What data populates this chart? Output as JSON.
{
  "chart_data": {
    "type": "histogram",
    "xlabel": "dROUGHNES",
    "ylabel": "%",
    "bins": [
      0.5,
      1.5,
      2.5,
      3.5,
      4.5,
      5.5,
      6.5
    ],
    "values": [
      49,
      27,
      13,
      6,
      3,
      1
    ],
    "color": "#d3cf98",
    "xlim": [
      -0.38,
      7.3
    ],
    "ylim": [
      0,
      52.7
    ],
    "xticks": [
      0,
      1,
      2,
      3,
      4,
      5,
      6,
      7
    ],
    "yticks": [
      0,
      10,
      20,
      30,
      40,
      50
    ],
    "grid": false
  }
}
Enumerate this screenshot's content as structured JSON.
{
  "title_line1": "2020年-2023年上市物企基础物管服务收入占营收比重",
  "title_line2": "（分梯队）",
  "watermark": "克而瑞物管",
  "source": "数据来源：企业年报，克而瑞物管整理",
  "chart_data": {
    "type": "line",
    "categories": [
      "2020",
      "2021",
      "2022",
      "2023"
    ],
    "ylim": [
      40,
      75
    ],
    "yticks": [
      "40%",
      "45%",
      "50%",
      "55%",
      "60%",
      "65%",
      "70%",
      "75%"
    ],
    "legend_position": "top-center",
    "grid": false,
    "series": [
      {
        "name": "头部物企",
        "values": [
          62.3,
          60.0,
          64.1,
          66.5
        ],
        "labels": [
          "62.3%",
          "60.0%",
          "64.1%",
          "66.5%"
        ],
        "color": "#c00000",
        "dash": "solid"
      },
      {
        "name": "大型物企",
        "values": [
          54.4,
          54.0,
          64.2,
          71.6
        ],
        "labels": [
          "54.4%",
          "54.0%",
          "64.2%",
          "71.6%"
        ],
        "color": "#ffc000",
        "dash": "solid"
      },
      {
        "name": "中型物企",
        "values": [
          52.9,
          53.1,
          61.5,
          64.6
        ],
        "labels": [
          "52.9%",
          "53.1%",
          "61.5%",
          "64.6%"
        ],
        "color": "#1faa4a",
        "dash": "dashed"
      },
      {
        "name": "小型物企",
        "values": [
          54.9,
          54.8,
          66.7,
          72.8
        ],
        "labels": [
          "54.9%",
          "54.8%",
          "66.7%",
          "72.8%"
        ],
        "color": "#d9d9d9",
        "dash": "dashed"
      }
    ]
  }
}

WHAT THE TASK ASKS: Repeat every entry exactly as written above.

FINISHED ANSWER:
What data populates this chart? Output as JSON.
{
  "chart_data": {
    "type": "histogram",
    "xlabel": "dROUGHNES",
    "ylabel": "%",
    "bins": [
      0.5,
      1.5,
      2.5,
      3.5,
      4.5,
      5.5,
      6.5
    ],
    "values": [
      49,
      27,
      13,
      6,
      3,
      1
    ],
    "color": "#d3cf98",
    "xlim": [
      -0.38,
      7.3
    ],
    "ylim": [
      0,
      52.7
    ],
    "xticks": [
      0,
      1,
      2,
      3,
      4,
      5,
      6,
      7
    ],
    "yticks": [
      0,
      10,
      20,
      30,
      40,
      50
    ],
    "grid": false
  }
}
Enumerate this screenshot's content as structured JSON.
{
  "title_line1": "2020年-2023年上市物企基础物管服务收入占营收比重",
  "title_line2": "（分梯队）",
  "watermark": "克而瑞物管",
  "source": "数据来源：企业年报，克而瑞物管整理",
  "chart_data": {
    "type": "line",
    "categories": [
      "2020",
      "2021",
      "2022",
      "2023"
    ],
    "ylim": [
      40,
      75
    ],
    "yticks": [
      "40%",
      "45%",
      "50%",
      "55%",
      "60%",
      "65%",
      "70%",
      "75%"
    ],
    "legend_position": "top-center",
    "grid": false,
    "series": [
      {
        "name": "头部物企",
        "values": [
          62.3,
          60.0,
          64.1,
          66.5
        ],
        "labels": [
          "62.3%",
          "60.0%",
          "64.1%",
          "66.5%"
        ],
        "color": "#c00000",
        "dash": "solid"
      },
      {
        "name": "大型物企",
        "values": [
          54.4,
          54.0,
          64.2,
          71.6
        ],
        "labels": [
          "54.4%",
          "54.0%",
          "64.2%",
          "71.6%"
        ],
        "color": "#ffc000",
        "dash": "solid"
      },
      {
        "name": "中型物企",
        "values": [
          52.9,
          53.1,
          61.5,
          64.6
        ],
        "labels": [
          "52.9%",
          "53.1%",
          "61.5%",
          "64.6%"
        ],
        "color": "#1faa4a",
        "dash": "dashed"
      },
      {
        "name": "小型物企",
        "values": [
          54.9,
          54.8,
          66.7,
          72.8
        ],
        "labels": [
          "54.9%",
          "54.8%",
          "66.7%",
          "72.8%"
        ],
        "color": "#d9d9d9",
        "dash": "dashed"
      }
    ]
  }
}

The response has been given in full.